• Written exercise: Among the entries below, find the lines with "Verbindung" and copy them.
Start of Stored records
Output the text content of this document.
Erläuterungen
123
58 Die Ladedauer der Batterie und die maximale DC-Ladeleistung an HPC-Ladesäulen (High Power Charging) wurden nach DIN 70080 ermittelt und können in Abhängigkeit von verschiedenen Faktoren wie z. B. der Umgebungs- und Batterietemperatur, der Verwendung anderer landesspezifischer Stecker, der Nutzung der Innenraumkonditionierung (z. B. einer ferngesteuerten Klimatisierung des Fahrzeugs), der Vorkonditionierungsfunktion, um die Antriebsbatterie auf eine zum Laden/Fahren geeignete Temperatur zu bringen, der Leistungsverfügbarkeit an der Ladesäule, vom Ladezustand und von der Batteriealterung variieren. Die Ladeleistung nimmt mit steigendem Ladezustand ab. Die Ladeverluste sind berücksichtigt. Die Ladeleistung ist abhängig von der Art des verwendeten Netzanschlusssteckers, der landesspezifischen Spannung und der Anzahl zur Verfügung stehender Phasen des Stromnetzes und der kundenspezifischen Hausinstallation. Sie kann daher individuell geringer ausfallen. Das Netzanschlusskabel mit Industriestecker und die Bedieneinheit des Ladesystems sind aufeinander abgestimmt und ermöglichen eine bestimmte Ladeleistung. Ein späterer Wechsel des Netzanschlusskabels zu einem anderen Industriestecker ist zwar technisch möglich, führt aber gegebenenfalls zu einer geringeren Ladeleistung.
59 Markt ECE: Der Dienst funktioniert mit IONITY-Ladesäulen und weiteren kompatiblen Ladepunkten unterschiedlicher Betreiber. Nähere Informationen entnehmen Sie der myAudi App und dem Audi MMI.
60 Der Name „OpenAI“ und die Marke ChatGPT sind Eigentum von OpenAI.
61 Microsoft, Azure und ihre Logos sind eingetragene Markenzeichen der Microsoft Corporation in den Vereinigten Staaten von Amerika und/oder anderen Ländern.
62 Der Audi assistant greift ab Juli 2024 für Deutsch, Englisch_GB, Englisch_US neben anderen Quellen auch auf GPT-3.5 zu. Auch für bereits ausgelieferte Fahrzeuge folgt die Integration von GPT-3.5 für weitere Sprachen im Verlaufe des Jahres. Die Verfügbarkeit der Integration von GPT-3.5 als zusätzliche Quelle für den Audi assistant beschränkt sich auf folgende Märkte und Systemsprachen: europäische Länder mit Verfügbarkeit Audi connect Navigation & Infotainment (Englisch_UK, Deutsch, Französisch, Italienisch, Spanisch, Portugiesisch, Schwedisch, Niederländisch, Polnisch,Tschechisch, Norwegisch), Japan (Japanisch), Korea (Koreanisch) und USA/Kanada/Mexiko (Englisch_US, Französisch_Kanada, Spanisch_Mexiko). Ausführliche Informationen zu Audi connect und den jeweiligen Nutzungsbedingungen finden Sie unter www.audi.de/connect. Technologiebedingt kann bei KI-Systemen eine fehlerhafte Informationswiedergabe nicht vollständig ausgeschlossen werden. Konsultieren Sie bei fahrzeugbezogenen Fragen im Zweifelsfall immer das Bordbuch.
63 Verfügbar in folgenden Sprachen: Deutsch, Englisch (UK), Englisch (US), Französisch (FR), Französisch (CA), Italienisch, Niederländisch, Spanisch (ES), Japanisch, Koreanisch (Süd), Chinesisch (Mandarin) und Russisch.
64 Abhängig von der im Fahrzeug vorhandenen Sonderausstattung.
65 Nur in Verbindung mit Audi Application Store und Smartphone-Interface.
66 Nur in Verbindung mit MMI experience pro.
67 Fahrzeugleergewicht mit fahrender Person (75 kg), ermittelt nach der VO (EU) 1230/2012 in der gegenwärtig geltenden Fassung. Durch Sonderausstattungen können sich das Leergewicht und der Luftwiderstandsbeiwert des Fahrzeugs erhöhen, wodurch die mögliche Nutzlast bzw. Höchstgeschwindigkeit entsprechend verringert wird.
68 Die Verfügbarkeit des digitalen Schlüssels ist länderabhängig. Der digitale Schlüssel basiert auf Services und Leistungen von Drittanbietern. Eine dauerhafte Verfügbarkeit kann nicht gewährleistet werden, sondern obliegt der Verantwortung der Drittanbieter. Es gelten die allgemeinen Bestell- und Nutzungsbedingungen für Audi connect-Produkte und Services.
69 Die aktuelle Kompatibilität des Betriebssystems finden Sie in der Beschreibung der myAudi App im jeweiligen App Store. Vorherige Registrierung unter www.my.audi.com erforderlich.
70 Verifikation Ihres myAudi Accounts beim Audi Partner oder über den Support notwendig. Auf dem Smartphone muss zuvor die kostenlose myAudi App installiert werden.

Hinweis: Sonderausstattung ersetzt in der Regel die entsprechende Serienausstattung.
End of Stored records
Start of Stored records
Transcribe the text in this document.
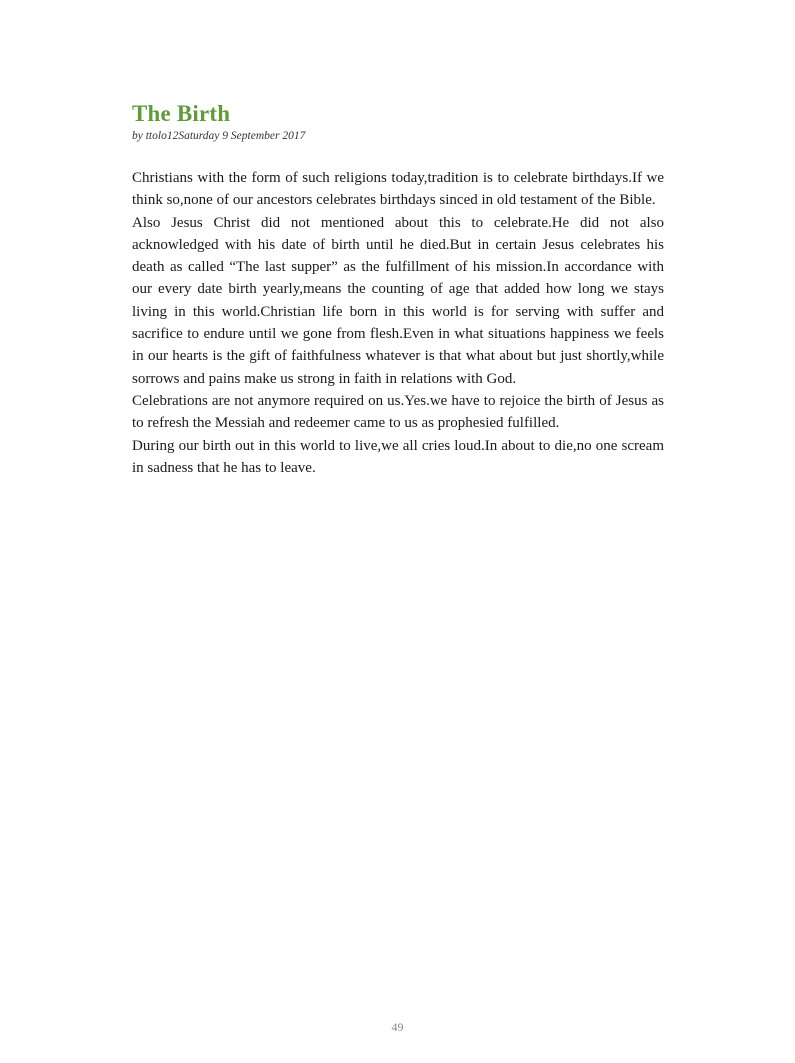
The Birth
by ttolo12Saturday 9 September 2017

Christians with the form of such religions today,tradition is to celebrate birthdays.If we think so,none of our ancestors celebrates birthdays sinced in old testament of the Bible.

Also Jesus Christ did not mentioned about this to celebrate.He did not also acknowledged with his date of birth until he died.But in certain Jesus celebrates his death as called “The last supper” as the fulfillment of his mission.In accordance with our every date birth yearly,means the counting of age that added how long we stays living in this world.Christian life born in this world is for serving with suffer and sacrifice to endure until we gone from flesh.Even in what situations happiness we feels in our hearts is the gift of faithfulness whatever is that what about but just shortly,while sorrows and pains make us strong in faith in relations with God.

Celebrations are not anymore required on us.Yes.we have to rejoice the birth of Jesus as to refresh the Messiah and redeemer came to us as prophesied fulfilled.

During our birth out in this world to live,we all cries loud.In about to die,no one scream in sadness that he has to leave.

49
End of Stored records
• Written reply:
65 Nur in Verbindung mit Audi Application Store und Smartphone-Interface.
66 Nur in Verbindung mit MMI experience pro.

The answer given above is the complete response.